Records supplied -
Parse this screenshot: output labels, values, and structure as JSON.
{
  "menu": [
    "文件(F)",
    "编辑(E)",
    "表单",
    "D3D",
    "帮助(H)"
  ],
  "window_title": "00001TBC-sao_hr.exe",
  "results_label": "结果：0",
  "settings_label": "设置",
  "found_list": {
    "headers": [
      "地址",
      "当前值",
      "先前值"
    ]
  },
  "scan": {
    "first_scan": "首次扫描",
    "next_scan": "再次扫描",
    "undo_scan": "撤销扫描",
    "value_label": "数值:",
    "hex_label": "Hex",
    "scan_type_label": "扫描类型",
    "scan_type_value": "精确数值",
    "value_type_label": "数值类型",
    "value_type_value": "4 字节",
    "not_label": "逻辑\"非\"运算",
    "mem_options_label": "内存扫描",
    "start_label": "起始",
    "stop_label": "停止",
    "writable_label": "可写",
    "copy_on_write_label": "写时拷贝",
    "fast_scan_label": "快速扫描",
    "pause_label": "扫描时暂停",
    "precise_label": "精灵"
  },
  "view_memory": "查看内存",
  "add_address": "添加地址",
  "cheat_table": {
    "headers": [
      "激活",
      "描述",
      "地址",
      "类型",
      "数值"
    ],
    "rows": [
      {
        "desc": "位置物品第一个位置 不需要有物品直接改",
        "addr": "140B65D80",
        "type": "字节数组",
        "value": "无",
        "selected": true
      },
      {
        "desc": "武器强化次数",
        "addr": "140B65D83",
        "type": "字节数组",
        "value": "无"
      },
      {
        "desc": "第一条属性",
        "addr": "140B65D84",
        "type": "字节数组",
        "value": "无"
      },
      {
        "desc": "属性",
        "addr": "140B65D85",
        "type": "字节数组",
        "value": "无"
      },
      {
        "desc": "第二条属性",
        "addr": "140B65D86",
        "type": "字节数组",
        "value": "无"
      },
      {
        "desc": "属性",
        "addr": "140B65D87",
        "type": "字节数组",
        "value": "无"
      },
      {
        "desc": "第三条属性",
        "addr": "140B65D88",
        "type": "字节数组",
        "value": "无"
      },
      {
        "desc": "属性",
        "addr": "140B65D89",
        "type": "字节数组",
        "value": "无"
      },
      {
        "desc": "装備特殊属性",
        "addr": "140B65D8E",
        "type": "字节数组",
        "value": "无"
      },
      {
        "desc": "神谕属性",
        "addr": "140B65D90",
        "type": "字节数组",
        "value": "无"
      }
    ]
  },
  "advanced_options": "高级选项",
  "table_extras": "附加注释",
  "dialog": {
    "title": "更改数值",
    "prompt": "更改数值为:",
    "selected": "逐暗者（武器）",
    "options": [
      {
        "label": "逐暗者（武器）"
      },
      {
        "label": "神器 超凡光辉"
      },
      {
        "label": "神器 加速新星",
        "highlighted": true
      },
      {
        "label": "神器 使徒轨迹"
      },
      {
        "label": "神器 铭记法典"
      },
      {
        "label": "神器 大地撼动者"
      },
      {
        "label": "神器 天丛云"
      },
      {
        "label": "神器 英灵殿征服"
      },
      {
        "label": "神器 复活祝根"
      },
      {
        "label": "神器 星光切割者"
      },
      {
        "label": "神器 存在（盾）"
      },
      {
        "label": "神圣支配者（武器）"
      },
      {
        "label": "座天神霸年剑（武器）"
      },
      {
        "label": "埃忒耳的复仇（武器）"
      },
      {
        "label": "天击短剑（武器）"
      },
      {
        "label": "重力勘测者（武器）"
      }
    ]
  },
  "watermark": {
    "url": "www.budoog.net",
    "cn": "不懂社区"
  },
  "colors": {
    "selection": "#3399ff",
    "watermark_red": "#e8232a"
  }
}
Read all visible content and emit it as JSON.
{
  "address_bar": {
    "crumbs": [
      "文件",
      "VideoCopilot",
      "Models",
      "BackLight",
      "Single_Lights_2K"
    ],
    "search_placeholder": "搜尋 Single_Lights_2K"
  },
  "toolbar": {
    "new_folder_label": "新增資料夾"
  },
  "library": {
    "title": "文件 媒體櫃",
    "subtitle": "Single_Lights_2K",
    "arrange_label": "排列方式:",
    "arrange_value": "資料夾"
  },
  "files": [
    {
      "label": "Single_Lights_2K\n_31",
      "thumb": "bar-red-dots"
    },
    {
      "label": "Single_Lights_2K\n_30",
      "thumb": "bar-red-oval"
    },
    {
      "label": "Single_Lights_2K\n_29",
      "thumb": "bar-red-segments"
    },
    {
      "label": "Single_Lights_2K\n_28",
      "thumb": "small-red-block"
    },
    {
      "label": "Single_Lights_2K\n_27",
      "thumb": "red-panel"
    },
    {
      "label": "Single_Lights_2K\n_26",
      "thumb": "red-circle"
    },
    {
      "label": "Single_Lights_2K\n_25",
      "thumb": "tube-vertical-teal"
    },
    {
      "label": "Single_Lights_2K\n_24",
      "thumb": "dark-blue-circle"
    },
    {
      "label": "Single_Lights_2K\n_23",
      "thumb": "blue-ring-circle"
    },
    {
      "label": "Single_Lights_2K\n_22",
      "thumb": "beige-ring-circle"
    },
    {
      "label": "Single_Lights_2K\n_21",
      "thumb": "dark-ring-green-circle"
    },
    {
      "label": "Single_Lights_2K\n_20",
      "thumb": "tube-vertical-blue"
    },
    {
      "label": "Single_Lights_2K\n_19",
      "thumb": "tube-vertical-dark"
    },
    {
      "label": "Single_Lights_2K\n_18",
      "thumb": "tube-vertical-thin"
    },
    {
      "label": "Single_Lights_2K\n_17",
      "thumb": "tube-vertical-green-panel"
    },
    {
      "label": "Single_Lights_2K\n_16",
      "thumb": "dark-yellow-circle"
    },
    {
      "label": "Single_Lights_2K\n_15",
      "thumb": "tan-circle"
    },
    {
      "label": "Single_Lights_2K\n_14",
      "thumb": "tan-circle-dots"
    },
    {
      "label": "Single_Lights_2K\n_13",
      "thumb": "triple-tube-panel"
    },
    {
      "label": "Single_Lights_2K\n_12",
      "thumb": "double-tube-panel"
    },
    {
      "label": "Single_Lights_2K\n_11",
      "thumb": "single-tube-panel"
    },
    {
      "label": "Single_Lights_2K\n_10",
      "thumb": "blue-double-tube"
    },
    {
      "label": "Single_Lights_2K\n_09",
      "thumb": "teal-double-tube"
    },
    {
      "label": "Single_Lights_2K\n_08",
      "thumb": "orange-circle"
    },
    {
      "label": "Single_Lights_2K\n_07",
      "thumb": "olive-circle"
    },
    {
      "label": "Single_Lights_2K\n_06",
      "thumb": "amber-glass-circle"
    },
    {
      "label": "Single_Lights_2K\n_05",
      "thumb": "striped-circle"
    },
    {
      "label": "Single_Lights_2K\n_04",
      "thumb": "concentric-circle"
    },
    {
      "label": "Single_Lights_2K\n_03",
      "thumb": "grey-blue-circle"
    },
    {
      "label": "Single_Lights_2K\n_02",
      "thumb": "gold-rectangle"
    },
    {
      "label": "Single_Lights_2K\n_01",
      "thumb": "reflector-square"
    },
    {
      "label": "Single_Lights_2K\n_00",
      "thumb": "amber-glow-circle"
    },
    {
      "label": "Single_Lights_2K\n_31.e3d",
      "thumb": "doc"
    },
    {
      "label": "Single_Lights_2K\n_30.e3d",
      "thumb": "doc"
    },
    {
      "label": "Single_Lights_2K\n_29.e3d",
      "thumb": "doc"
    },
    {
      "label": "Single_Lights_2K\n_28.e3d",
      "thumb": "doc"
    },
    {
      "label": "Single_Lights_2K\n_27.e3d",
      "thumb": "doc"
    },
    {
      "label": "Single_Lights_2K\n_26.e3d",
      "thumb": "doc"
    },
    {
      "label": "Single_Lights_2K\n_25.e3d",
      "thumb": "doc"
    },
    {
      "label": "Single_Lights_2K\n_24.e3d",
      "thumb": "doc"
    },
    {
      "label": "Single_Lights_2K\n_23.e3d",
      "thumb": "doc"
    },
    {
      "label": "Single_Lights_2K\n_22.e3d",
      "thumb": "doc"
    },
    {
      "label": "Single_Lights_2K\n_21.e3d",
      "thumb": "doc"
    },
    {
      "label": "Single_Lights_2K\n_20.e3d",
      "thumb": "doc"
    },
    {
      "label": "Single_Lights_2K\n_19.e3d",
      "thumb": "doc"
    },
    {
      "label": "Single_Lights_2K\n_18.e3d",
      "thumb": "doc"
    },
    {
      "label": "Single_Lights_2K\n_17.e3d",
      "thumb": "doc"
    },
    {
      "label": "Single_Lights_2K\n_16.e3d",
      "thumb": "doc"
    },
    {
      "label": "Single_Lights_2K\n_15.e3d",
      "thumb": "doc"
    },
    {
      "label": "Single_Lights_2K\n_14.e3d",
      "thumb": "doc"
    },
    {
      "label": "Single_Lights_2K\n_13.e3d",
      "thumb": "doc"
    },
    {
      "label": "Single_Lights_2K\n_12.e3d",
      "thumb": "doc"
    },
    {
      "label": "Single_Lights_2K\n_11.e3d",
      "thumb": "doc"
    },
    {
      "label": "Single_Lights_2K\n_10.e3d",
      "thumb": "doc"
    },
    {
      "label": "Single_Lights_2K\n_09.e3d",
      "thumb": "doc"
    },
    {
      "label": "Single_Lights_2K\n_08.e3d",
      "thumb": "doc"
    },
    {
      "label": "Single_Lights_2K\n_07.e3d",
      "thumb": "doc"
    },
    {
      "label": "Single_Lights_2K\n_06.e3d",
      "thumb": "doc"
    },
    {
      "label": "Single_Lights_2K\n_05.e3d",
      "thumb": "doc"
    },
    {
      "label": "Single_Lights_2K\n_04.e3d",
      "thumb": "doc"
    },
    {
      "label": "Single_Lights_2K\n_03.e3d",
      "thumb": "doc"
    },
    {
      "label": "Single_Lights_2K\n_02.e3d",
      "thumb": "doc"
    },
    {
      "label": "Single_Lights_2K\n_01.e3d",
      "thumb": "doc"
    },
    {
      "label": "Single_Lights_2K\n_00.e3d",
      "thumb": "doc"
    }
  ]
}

Instructions for the task -
In the material above, find each line that contains the word "blue", and select it.

Response -
      "thumb": "dark-blue-circle"
      "thumb": "blue-ring-circle"
      "thumb": "tube-vertical-blue"
      "thumb": "blue-double-tube"
      "thumb": "grey-blue-circle"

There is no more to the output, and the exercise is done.